▶ **WRITTEN INSTRUCTION**
Pictures aside, quote the whole listing exactly.

********

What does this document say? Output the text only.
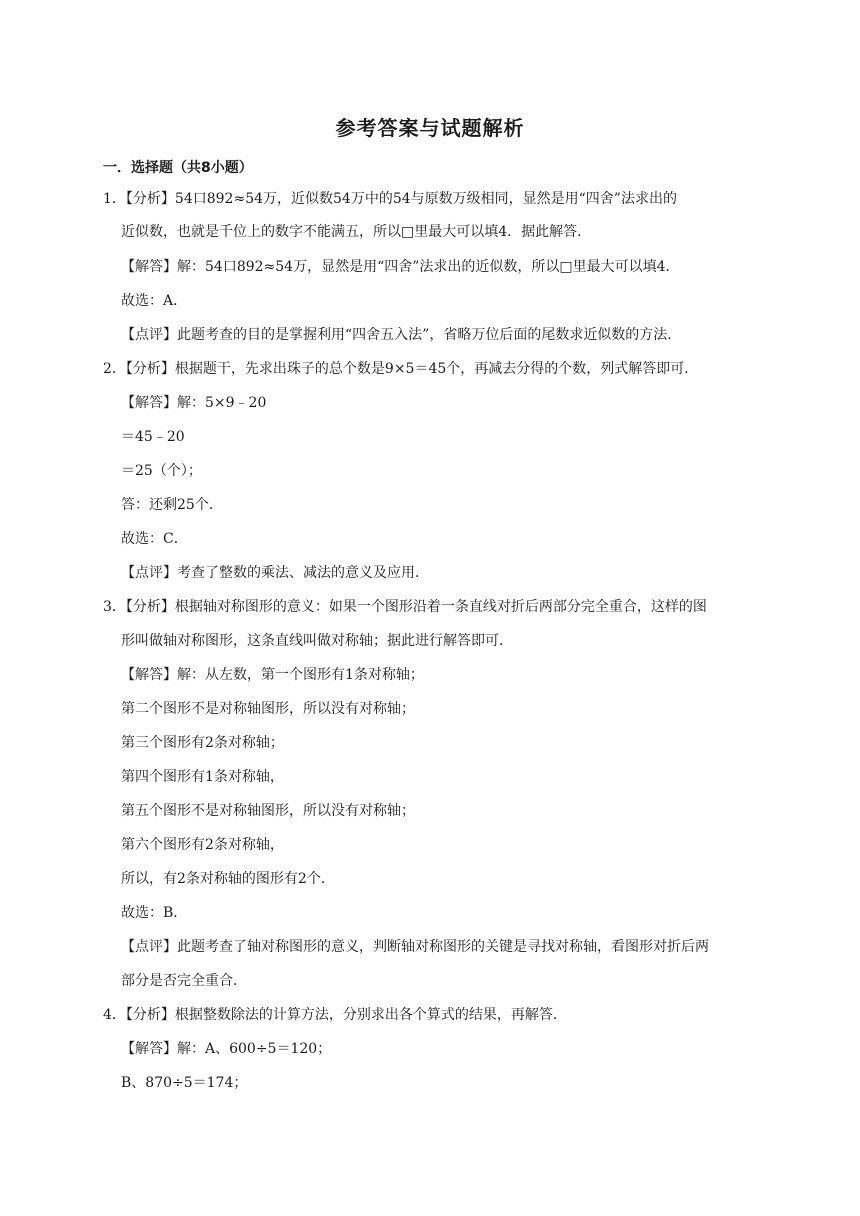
参考答案与试题解析
一．选择题（共8小题）
1．【分析】54口892≈54万，近似数54万中的54与原数万级相同，显然是用“四舍”法求出的
近似数，也就是千位上的数字不能满五，所以□里最大可以填4．据此解答．
【解答】解：54口892≈54万，显然是用“四舍”法求出的近似数，所以□里最大可以填4．
故选：A．
【点评】此题考查的目的是掌握利用“四舍五入法”，省略万位后面的尾数求近似数的方法．
2．【分析】根据题干，先求出珠子的总个数是9×5＝45个，再减去分得的个数，列式解答即可．
【解答】解：5×9﹣20
＝45﹣20
＝25（个）；
答：还剩25个．
故选：C．
【点评】考查了整数的乘法、减法的意义及应用．
3．【分析】根据轴对称图形的意义：如果一个图形沿着一条直线对折后两部分完全重合，这样的图
形叫做轴对称图形，这条直线叫做对称轴；据此进行解答即可．
【解答】解：从左数，第一个图形有1条对称轴；
第二个图形不是对称轴图形，所以没有对称轴；
第三个图形有2条对称轴；
第四个图形有1条对称轴，
第五个图形不是对称轴图形，所以没有对称轴；
第六个图形有2条对称轴，
所以，有2条对称轴的图形有2个．
故选：B．
【点评】此题考查了轴对称图形的意义，判断轴对称图形的关键是寻找对称轴，看图形对折后两
部分是否完全重合．
4．【分析】根据整数除法的计算方法，分别求出各个算式的结果，再解答．
【解答】解：A、600÷5＝120；
B、870÷5＝174；
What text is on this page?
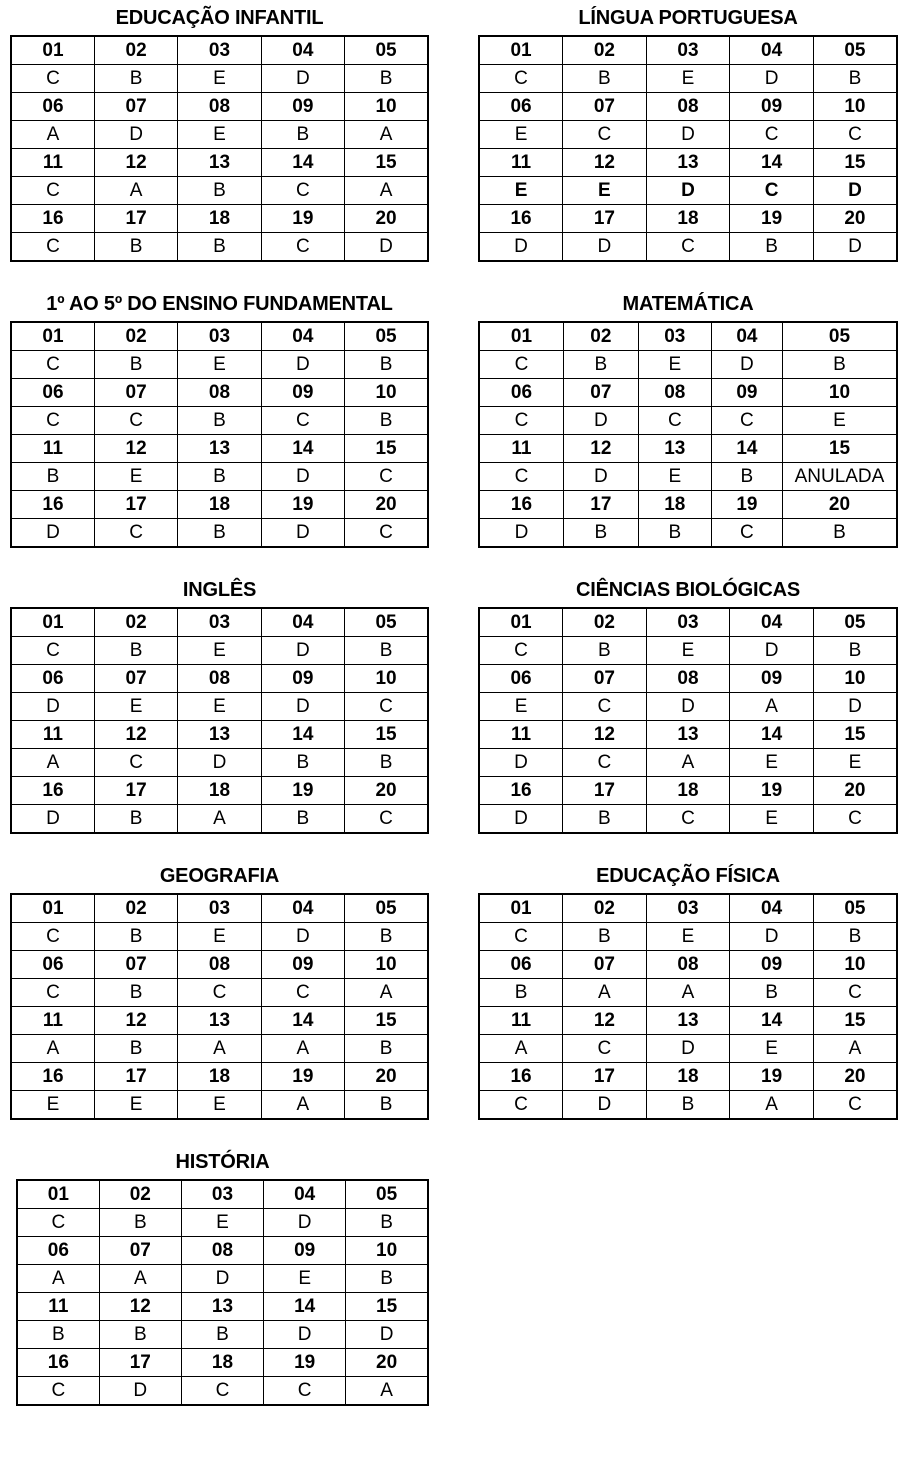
EDUCAÇÃO INFANTIL
01	02	03	04	05
C	B	E	D	B
06	07	08	09	10
A	D	E	B	A
11	12	13	14	15
C	A	B	C	A
16	17	18	19	20
C	B	B	C	D
LÍNGUA PORTUGUESA
01	02	03	04	05
C	B	E	D	B
06	07	08	09	10
E	C	D	C	C
11	12	13	14	15
E	E	D	C	D
16	17	18	19	20
D	D	C	B	D
1º AO 5º DO ENSINO FUNDAMENTAL
01	02	03	04	05
C	B	E	D	B
06	07	08	09	10
C	C	B	C	B
11	12	13	14	15
B	E	B	D	C
16	17	18	19	20
D	C	B	D	C
MATEMÁTICA
01	02	03	04	05
C	B	E	D	B
06	07	08	09	10
C	D	C	C	E
11	12	13	14	15
C	D	E	B	ANULADA
16	17	18	19	20
D	B	B	C	B
INGLÊS
01	02	03	04	05
C	B	E	D	B
06	07	08	09	10
D	E	E	D	C
11	12	13	14	15
A	C	D	B	B
16	17	18	19	20
D	B	A	B	C
CIÊNCIAS BIOLÓGICAS
01	02	03	04	05
C	B	E	D	B
06	07	08	09	10
E	C	D	A	D
11	12	13	14	15
D	C	A	E	E
16	17	18	19	20
D	B	C	E	C
GEOGRAFIA
01	02	03	04	05
C	B	E	D	B
06	07	08	09	10
C	B	C	C	A
11	12	13	14	15
A	B	A	A	B
16	17	18	19	20
E	E	E	A	B
EDUCAÇÃO FÍSICA
01	02	03	04	05
C	B	E	D	B
06	07	08	09	10
B	A	A	B	C
11	12	13	14	15
A	C	D	E	A
16	17	18	19	20
C	D	B	A	C
HISTÓRIA
01	02	03	04	05
C	B	E	D	B
06	07	08	09	10
A	A	D	E	B
11	12	13	14	15
B	B	B	D	D
16	17	18	19	20
C	D	C	C	A
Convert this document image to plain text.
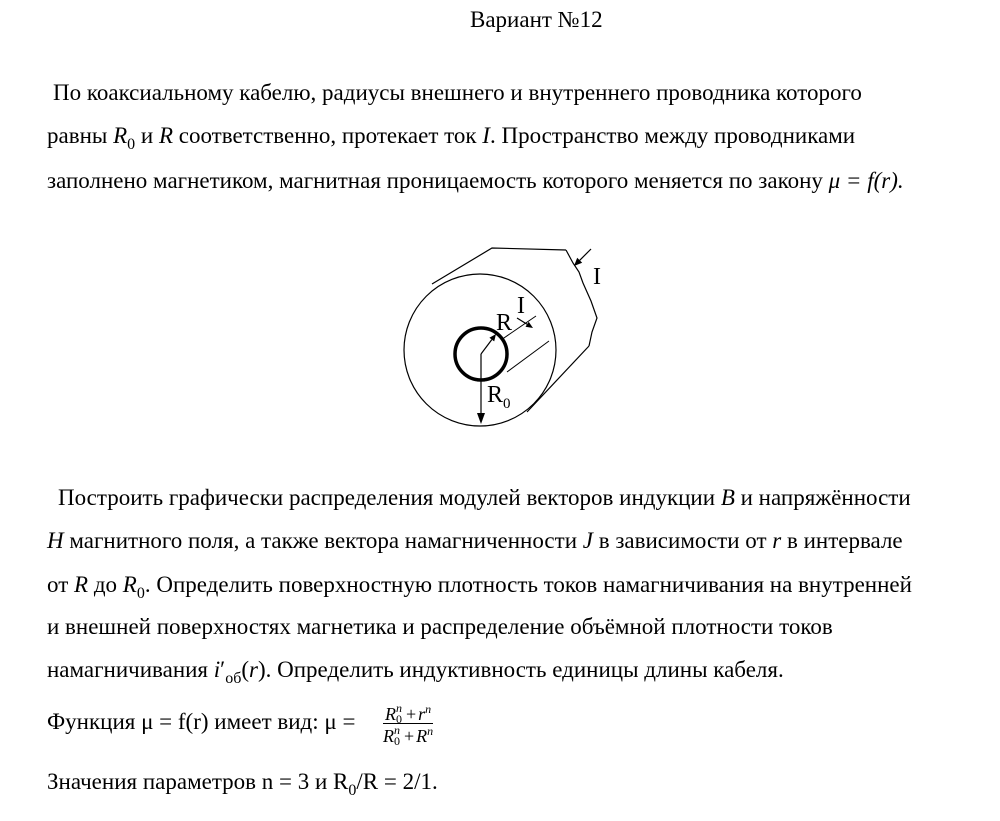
Вариант №12
По коаксиальному кабелю, радиусы внешнего и внутреннего проводника которого
равны $R_0$ и R соответственно, протекает ток I. Пространство между проводниками
заполнено магнетиком, магнитная проницаемость которого меняется по закону μ = f(r).
R
I
I
$R_0$
Построить графически распределения модулей векторов индукции B и напряжённости
H магнитного поля, а также вектора намагниченности J в зависимости от r в интервале
от R до $R_0$. Определить поверхностную плотность токов намагничивания на внутренней
и внешней поверхностях магнетика и распределение объёмной плотности токов
намагничивания $i'_{об}(r)$. Определить индуктивность единицы длины кабеля.
Функция μ = f(r) имеет вид: μ = R n
$0 + r^n$
R n
$0 + R^n$
Значения параметров n = 3 и $R_0/R = 2/1$.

********

▶ **REPLY TO THE EXERCISE**
What does this document say? Output the text only.
参考答案与试题解析
一．选择题（共8小题）
1．【分析】54口892≈54万，近似数54万中的54与原数万级相同，显然是用“四舍”法求出的
近似数，也就是千位上的数字不能满五，所以□里最大可以填4．据此解答．
【解答】解：54口892≈54万，显然是用“四舍”法求出的近似数，所以□里最大可以填4．
故选：A．
【点评】此题考查的目的是掌握利用“四舍五入法”，省略万位后面的尾数求近似数的方法．
2．【分析】根据题干，先求出珠子的总个数是9×5＝45个，再减去分得的个数，列式解答即可．
【解答】解：5×9﹣20
＝45﹣20
＝25（个）；
答：还剩25个．
故选：C．
【点评】考查了整数的乘法、减法的意义及应用．
3．【分析】根据轴对称图形的意义：如果一个图形沿着一条直线对折后两部分完全重合，这样的图
形叫做轴对称图形，这条直线叫做对称轴；据此进行解答即可．
【解答】解：从左数，第一个图形有1条对称轴；
第二个图形不是对称轴图形，所以没有对称轴；
第三个图形有2条对称轴；
第四个图形有1条对称轴，
第五个图形不是对称轴图形，所以没有对称轴；
第六个图形有2条对称轴，
所以，有2条对称轴的图形有2个．
故选：B．
【点评】此题考查了轴对称图形的意义，判断轴对称图形的关键是寻找对称轴，看图形对折后两
部分是否完全重合．
4．【分析】根据整数除法的计算方法，分别求出各个算式的结果，再解答．
【解答】解：A、600÷5＝120；
B、870÷5＝174；
What text is on this page?
EDUCAÇÃO INFANTIL
01	02	03	04	05
C	B	E	D	B
06	07	08	09	10
A	D	E	B	A
11	12	13	14	15
C	A	B	C	A
16	17	18	19	20
C	B	B	C	D
LÍNGUA PORTUGUESA
01	02	03	04	05
C	B	E	D	B
06	07	08	09	10
E	C	D	C	C
11	12	13	14	15
E	E	D	C	D
16	17	18	19	20
D	D	C	B	D
1º AO 5º DO ENSINO FUNDAMENTAL
01	02	03	04	05
C	B	E	D	B
06	07	08	09	10
C	C	B	C	B
11	12	13	14	15
B	E	B	D	C
16	17	18	19	20
D	C	B	D	C
MATEMÁTICA
01	02	03	04	05
C	B	E	D	B
06	07	08	09	10
C	D	C	C	E
11	12	13	14	15
C	D	E	B	ANULADA
16	17	18	19	20
D	B	B	C	B
INGLÊS
01	02	03	04	05
C	B	E	D	B
06	07	08	09	10
D	E	E	D	C
11	12	13	14	15
A	C	D	B	B
16	17	18	19	20
D	B	A	B	C
CIÊNCIAS BIOLÓGICAS
01	02	03	04	05
C	B	E	D	B
06	07	08	09	10
E	C	D	A	D
11	12	13	14	15
D	C	A	E	E
16	17	18	19	20
D	B	C	E	C
GEOGRAFIA
01	02	03	04	05
C	B	E	D	B
06	07	08	09	10
C	B	C	C	A
11	12	13	14	15
A	B	A	A	B
16	17	18	19	20
E	E	E	A	B
EDUCAÇÃO FÍSICA
01	02	03	04	05
C	B	E	D	B
06	07	08	09	10
B	A	A	B	C
11	12	13	14	15
A	C	D	E	A
16	17	18	19	20
C	D	B	A	C
HISTÓRIA
01	02	03	04	05
C	B	E	D	B
06	07	08	09	10
A	A	D	E	B
11	12	13	14	15
B	B	B	D	D
16	17	18	19	20
C	D	C	C	A
Convert this document image to plain text.
Вариант №12
По коаксиальному кабелю, радиусы внешнего и внутреннего проводника которого
равны $R_0$ и R соответственно, протекает ток I. Пространство между проводниками
заполнено магнетиком, магнитная проницаемость которого меняется по закону μ = f(r).
R
I
I
$R_0$
Построить графически распределения модулей векторов индукции B и напряжённости
H магнитного поля, а также вектора намагниченности J в зависимости от r в интервале
от R до $R_0$. Определить поверхностную плотность токов намагничивания на внутренней
и внешней поверхностях магнетика и распределение объёмной плотности токов
намагничивания $i'_{об}(r)$. Определить индуктивность единицы длины кабеля.
Функция μ = f(r) имеет вид: μ = R n
$0 + r^n$
R n
$0 + R^n$
Значения параметров n = 3 и $R_0/R = 2/1$.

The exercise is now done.